--- START Provided data ---

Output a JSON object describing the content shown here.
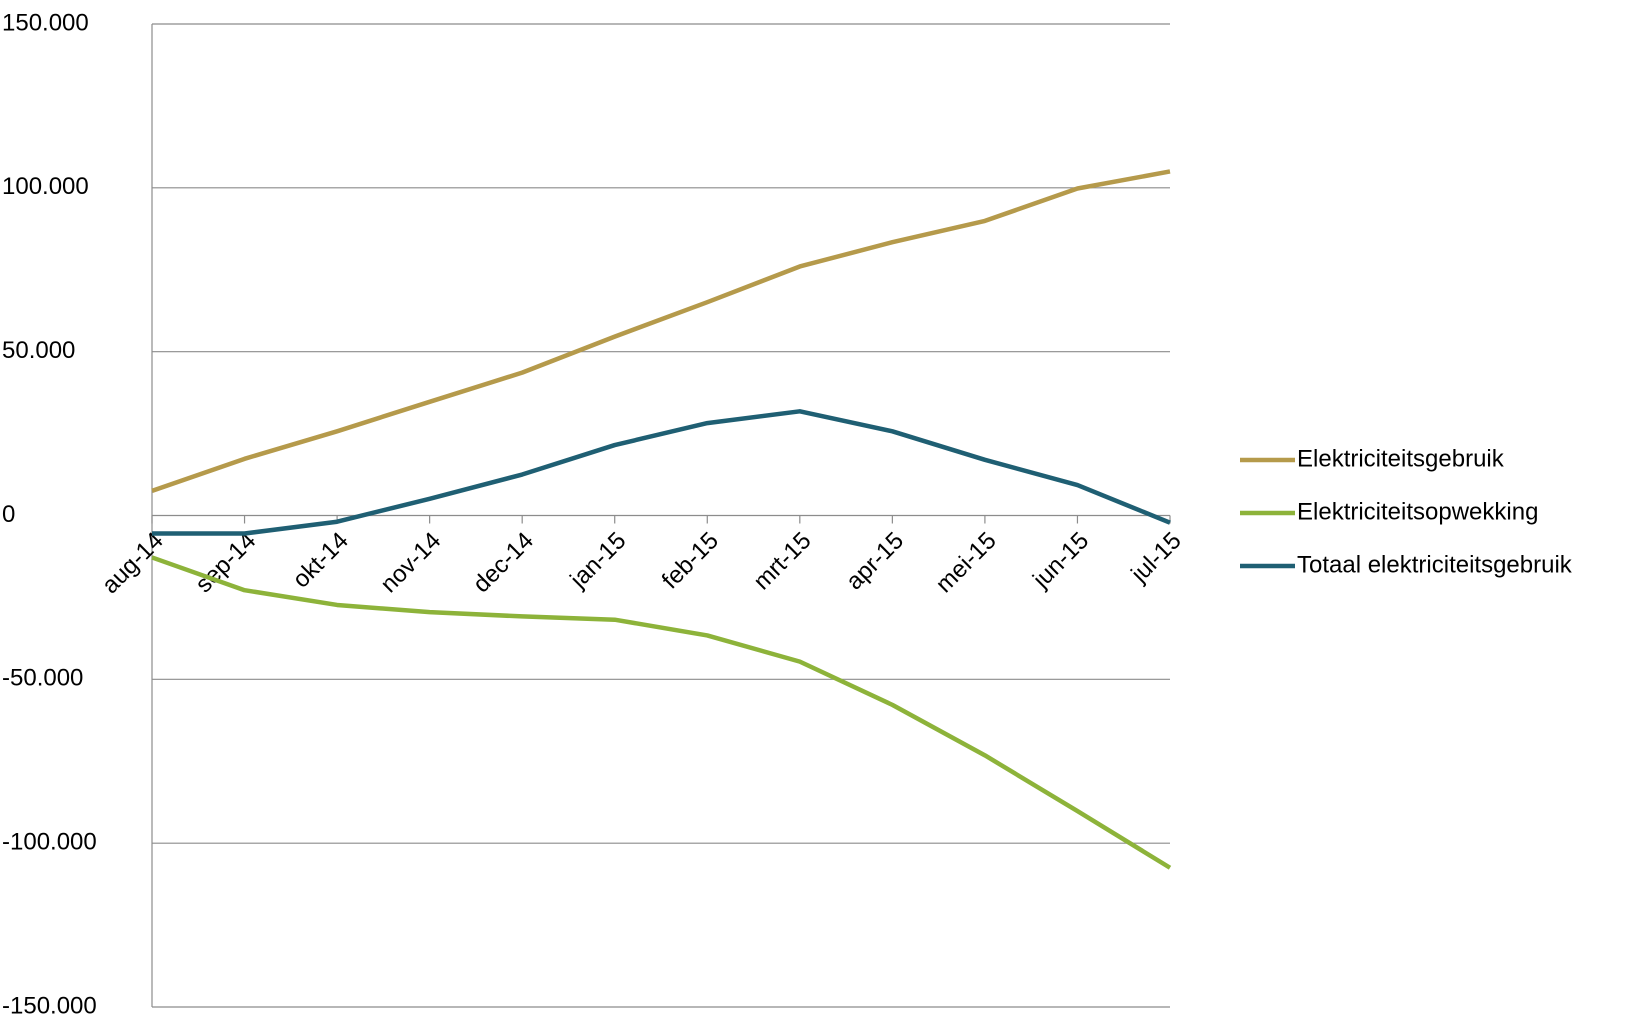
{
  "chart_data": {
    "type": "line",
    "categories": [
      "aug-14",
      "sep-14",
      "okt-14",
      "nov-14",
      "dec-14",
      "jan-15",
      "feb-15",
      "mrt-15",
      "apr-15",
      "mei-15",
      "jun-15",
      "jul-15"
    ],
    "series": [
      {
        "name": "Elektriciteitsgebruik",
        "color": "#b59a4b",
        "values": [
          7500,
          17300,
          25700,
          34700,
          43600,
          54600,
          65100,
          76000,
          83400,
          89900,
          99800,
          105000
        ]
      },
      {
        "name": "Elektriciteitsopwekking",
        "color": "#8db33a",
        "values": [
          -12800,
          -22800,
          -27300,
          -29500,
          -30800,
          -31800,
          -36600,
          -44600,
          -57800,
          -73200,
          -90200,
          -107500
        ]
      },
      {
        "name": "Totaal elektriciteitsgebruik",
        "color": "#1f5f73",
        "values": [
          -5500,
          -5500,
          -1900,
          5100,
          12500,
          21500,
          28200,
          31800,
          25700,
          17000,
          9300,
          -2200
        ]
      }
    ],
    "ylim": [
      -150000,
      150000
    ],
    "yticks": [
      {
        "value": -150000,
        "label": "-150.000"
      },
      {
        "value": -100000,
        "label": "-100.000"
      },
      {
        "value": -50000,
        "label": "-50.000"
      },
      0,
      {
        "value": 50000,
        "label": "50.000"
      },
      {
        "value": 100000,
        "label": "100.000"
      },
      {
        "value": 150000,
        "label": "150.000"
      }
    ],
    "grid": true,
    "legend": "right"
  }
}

--- END Provided data ---
--- START Provided data ---

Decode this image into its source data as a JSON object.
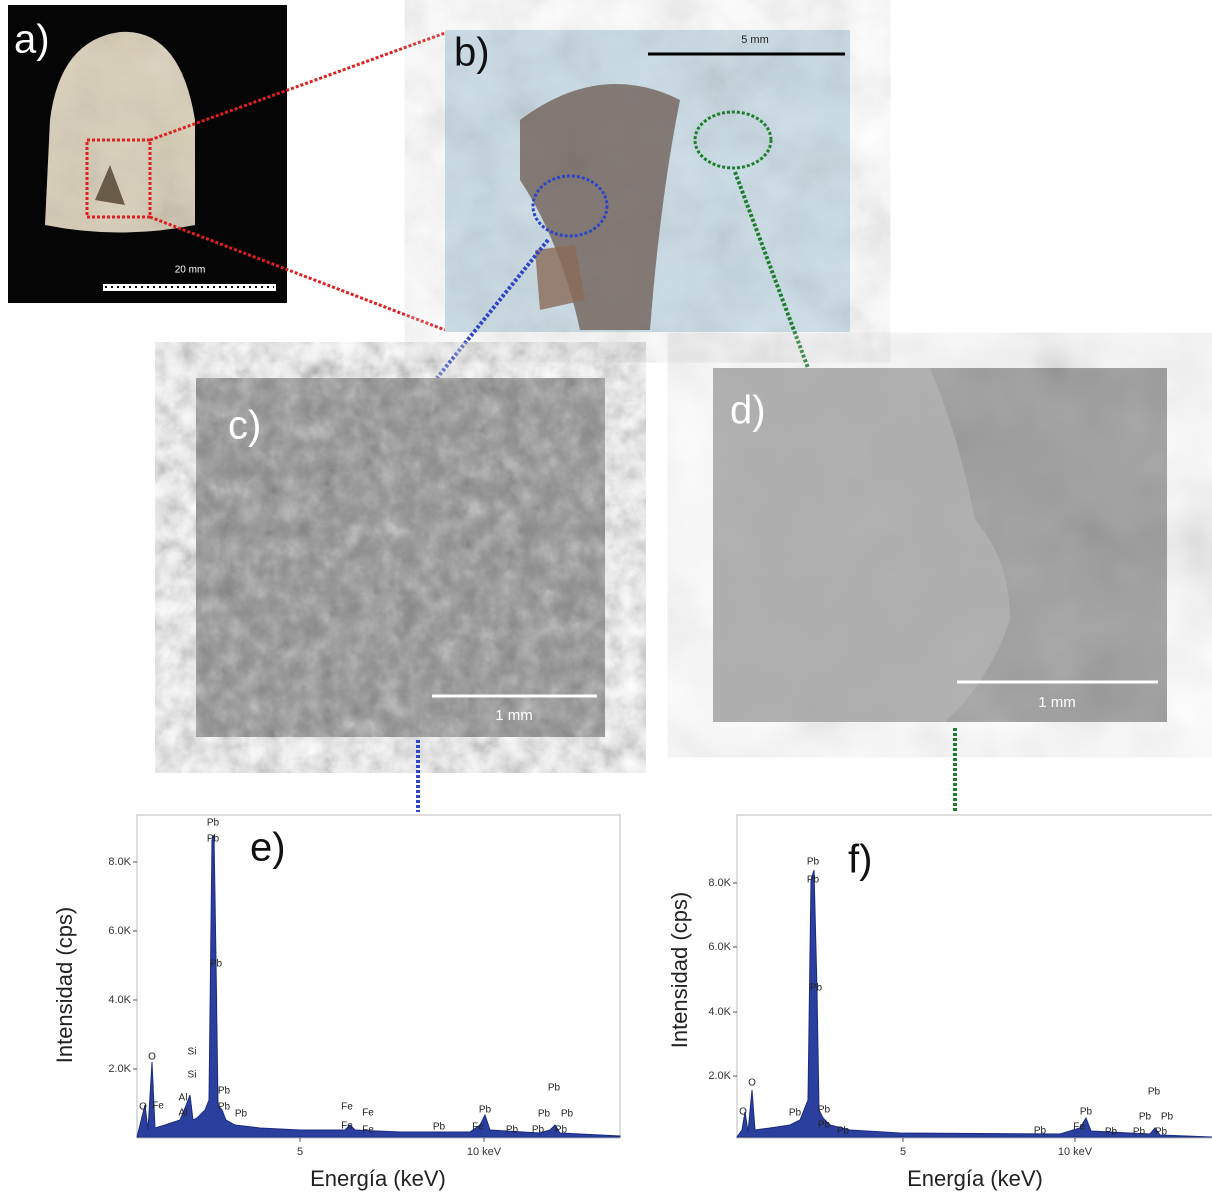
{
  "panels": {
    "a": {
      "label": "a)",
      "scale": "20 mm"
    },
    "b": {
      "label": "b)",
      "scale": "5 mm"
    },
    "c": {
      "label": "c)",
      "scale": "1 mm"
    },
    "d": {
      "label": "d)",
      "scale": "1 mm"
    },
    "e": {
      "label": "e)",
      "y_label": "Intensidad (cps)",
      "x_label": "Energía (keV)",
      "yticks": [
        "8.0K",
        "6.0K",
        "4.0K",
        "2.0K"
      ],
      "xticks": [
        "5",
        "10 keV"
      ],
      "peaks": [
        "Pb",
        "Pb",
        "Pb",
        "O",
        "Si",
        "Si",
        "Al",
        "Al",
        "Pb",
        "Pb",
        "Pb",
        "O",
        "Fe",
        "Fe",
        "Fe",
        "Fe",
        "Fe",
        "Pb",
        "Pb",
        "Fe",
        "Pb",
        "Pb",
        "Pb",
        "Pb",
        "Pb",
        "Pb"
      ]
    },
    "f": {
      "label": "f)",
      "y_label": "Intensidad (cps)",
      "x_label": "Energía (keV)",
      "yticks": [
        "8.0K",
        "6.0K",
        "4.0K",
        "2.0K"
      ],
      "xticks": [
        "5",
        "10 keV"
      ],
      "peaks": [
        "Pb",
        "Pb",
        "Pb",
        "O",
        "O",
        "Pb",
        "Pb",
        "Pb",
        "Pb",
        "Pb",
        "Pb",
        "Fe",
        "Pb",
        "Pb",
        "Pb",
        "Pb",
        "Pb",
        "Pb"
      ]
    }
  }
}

--- END Provided data ---

## To be done
Identify each line in the records above containing the word "color"; copy those lines.

## Exercise response
        "color": "#b59a4b",
        "color": "#8db33a",
        "color": "#1f5f73",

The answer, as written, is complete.